** Begin **

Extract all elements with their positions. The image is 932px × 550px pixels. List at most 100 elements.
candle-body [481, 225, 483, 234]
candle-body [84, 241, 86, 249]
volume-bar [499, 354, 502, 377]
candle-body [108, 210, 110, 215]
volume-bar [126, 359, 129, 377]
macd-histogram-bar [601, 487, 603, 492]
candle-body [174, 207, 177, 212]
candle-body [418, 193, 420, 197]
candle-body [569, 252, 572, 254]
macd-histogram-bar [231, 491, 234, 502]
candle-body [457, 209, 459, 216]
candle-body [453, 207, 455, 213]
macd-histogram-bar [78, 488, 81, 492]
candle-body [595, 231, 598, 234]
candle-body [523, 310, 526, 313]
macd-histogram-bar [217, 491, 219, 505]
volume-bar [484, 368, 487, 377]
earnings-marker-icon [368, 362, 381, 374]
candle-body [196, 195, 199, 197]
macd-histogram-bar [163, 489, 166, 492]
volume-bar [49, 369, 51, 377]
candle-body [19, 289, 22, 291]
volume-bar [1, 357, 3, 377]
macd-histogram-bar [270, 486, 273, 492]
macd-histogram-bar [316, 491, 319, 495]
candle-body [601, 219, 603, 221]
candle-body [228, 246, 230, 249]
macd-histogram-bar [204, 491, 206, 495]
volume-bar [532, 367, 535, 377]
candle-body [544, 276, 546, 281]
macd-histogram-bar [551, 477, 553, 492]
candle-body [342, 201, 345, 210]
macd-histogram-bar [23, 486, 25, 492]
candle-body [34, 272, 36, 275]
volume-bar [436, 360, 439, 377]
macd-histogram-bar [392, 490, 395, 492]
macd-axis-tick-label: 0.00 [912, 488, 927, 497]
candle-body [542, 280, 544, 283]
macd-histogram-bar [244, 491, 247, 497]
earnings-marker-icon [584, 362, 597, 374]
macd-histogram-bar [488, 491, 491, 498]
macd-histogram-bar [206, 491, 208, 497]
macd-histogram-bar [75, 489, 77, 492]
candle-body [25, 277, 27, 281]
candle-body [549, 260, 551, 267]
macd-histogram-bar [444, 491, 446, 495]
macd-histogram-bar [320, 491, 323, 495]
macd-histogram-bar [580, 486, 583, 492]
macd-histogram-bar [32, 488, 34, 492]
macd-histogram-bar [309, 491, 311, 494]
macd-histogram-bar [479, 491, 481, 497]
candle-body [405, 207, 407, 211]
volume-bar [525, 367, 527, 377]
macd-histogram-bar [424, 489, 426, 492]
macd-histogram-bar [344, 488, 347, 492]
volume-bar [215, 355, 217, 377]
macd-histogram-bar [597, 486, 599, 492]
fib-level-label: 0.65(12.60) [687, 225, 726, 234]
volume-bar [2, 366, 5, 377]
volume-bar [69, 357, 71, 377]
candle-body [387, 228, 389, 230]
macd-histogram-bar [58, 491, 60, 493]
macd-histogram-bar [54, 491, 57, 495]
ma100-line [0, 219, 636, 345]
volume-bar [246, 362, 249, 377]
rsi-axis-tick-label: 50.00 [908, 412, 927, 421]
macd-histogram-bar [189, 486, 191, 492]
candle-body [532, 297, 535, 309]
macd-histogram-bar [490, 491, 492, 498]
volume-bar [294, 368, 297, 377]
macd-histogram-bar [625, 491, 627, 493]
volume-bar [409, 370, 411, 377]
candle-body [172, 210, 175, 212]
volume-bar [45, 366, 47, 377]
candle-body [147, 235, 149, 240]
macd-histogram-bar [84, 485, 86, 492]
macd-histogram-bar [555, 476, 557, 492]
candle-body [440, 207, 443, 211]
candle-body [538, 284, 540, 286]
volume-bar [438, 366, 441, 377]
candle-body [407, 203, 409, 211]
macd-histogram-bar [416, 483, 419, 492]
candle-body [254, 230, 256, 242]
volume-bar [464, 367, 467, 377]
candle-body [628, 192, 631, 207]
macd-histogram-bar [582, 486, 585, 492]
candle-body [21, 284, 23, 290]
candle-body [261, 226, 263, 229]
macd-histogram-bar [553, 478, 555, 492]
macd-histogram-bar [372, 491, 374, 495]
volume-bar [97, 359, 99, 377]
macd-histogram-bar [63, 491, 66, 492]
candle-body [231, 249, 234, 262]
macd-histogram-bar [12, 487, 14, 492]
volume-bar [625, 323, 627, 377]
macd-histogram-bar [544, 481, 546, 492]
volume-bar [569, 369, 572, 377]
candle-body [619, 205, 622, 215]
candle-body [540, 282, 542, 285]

** End **

Copy out every line of the item above word for word, keeping the original order from the first line to the last.

Extract all elements with their positions. The image is 932px × 550px pixels. List at most 100 elements.
candle-body [481, 225, 483, 234]
candle-body [84, 241, 86, 249]
volume-bar [499, 354, 502, 377]
candle-body [108, 210, 110, 215]
volume-bar [126, 359, 129, 377]
macd-histogram-bar [601, 487, 603, 492]
candle-body [174, 207, 177, 212]
candle-body [418, 193, 420, 197]
candle-body [569, 252, 572, 254]
macd-histogram-bar [231, 491, 234, 502]
candle-body [457, 209, 459, 216]
candle-body [453, 207, 455, 213]
macd-histogram-bar [78, 488, 81, 492]
candle-body [595, 231, 598, 234]
candle-body [523, 310, 526, 313]
macd-histogram-bar [217, 491, 219, 505]
volume-bar [484, 368, 487, 377]
earnings-marker-icon [368, 362, 381, 374]
candle-body [196, 195, 199, 197]
macd-histogram-bar [163, 489, 166, 492]
volume-bar [49, 369, 51, 377]
candle-body [19, 289, 22, 291]
volume-bar [1, 357, 3, 377]
macd-histogram-bar [270, 486, 273, 492]
macd-histogram-bar [316, 491, 319, 495]
candle-body [601, 219, 603, 221]
candle-body [228, 246, 230, 249]
macd-histogram-bar [204, 491, 206, 495]
volume-bar [532, 367, 535, 377]
candle-body [544, 276, 546, 281]
macd-histogram-bar [551, 477, 553, 492]
candle-body [342, 201, 345, 210]
macd-histogram-bar [23, 486, 25, 492]
candle-body [34, 272, 36, 275]
volume-bar [436, 360, 439, 377]
macd-histogram-bar [392, 490, 395, 492]
macd-axis-tick-label: 0.00 [912, 488, 927, 497]
candle-body [542, 280, 544, 283]
macd-histogram-bar [244, 491, 247, 497]
earnings-marker-icon [584, 362, 597, 374]
macd-histogram-bar [488, 491, 491, 498]
macd-histogram-bar [206, 491, 208, 497]
macd-histogram-bar [75, 489, 77, 492]
candle-body [25, 277, 27, 281]
candle-body [549, 260, 551, 267]
macd-histogram-bar [444, 491, 446, 495]
macd-histogram-bar [320, 491, 323, 495]
macd-histogram-bar [580, 486, 583, 492]
macd-histogram-bar [32, 488, 34, 492]
macd-histogram-bar [309, 491, 311, 494]
macd-histogram-bar [479, 491, 481, 497]
candle-body [405, 207, 407, 211]
volume-bar [525, 367, 527, 377]
macd-histogram-bar [424, 489, 426, 492]
macd-histogram-bar [344, 488, 347, 492]
volume-bar [215, 355, 217, 377]
macd-histogram-bar [597, 486, 599, 492]
fib-level-label: 0.65(12.60) [687, 225, 726, 234]
volume-bar [2, 366, 5, 377]
volume-bar [69, 357, 71, 377]
candle-body [387, 228, 389, 230]
macd-histogram-bar [58, 491, 60, 493]
macd-histogram-bar [54, 491, 57, 495]
ma100-line [0, 219, 636, 345]
volume-bar [246, 362, 249, 377]
rsi-axis-tick-label: 50.00 [908, 412, 927, 421]
macd-histogram-bar [189, 486, 191, 492]
candle-body [532, 297, 535, 309]
macd-histogram-bar [490, 491, 492, 498]
volume-bar [294, 368, 297, 377]
macd-histogram-bar [625, 491, 627, 493]
volume-bar [409, 370, 411, 377]
candle-body [172, 210, 175, 212]
volume-bar [45, 366, 47, 377]
candle-body [147, 235, 149, 240]
macd-histogram-bar [84, 485, 86, 492]
macd-histogram-bar [555, 476, 557, 492]
candle-body [440, 207, 443, 211]
candle-body [538, 284, 540, 286]
volume-bar [438, 366, 441, 377]
candle-body [407, 203, 409, 211]
macd-histogram-bar [416, 483, 419, 492]
candle-body [254, 230, 256, 242]
volume-bar [464, 367, 467, 377]
candle-body [628, 192, 631, 207]
macd-histogram-bar [582, 486, 585, 492]
candle-body [21, 284, 23, 290]
candle-body [261, 226, 263, 229]
macd-histogram-bar [553, 478, 555, 492]
macd-histogram-bar [372, 491, 374, 495]
volume-bar [97, 359, 99, 377]
macd-histogram-bar [63, 491, 66, 492]
candle-body [231, 249, 234, 262]
macd-histogram-bar [12, 487, 14, 492]
volume-bar [625, 323, 627, 377]
macd-histogram-bar [544, 481, 546, 492]
volume-bar [569, 369, 572, 377]
candle-body [619, 205, 622, 215]
candle-body [540, 282, 542, 285]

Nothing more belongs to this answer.